WHAT THE EXERCISE ASKS:
Rewrite everything in the material from the line containing "wrap-lines-button[interactable] bbox=[514, 447, 557, 487]" down to the line containing "json-number: 3599 bbox=[251, 555, 288, 573]", substituting "latency-readout" for "time-readout" and leaving all else unchanged.

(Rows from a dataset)
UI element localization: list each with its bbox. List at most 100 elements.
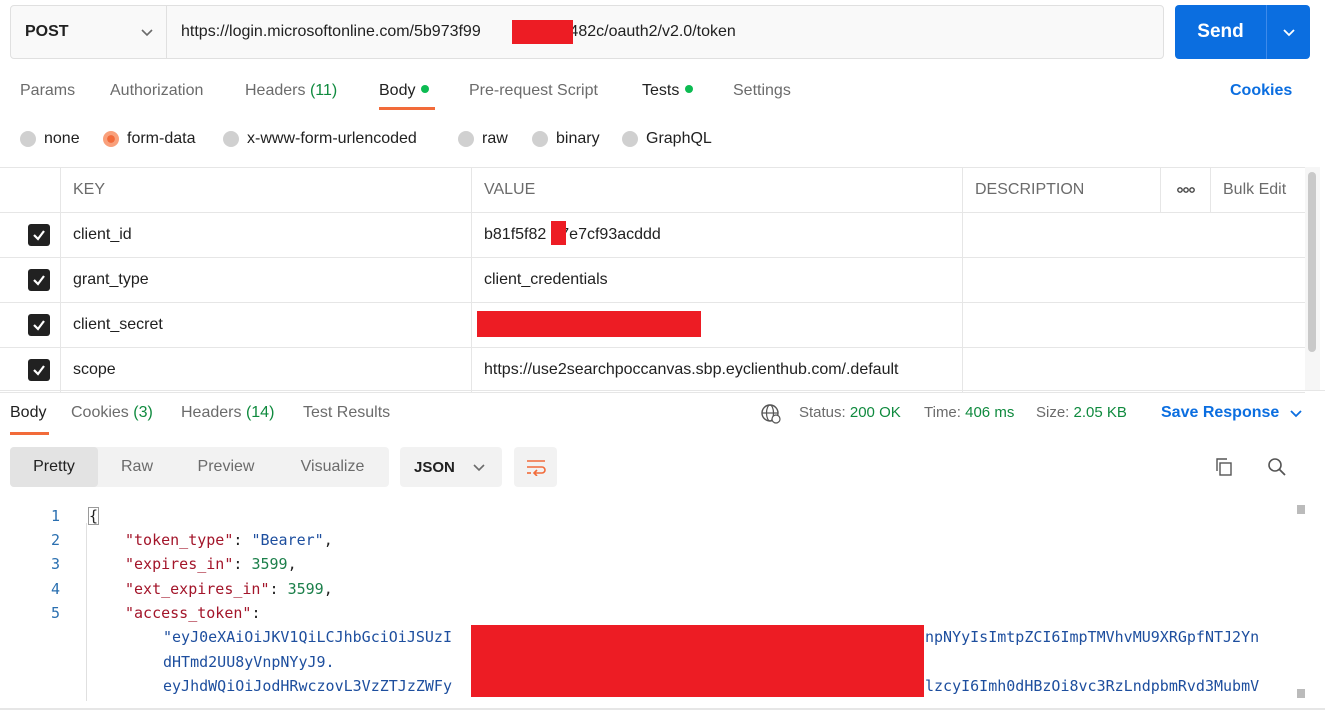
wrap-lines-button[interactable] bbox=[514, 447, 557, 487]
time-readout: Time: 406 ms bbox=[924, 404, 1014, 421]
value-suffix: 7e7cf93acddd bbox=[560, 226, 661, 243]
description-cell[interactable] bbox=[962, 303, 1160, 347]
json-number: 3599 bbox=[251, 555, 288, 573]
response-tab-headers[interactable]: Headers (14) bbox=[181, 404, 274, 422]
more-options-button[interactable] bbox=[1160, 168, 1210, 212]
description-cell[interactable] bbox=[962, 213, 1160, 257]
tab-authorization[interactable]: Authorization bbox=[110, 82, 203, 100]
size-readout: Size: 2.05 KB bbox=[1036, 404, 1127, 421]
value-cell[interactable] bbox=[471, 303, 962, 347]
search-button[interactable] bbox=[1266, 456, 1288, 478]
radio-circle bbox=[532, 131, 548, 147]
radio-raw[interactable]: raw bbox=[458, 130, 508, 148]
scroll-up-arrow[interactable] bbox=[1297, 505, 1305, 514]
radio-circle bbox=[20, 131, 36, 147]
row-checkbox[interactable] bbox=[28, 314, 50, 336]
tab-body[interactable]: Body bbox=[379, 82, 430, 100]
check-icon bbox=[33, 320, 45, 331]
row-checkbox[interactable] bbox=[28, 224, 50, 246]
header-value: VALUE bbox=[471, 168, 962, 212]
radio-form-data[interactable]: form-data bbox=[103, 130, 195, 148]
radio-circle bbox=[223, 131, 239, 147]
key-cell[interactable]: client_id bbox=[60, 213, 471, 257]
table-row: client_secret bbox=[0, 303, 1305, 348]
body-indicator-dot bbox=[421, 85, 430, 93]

SOLVED PROBLEM:
wrap-lines-button[interactable] bbox=[514, 447, 557, 487]
latency-readout: Time: 406 ms bbox=[924, 404, 1014, 421]
value-suffix: 7e7cf93acddd bbox=[560, 226, 661, 243]
description-cell[interactable] bbox=[962, 303, 1160, 347]
json-number: 3599 bbox=[251, 555, 288, 573]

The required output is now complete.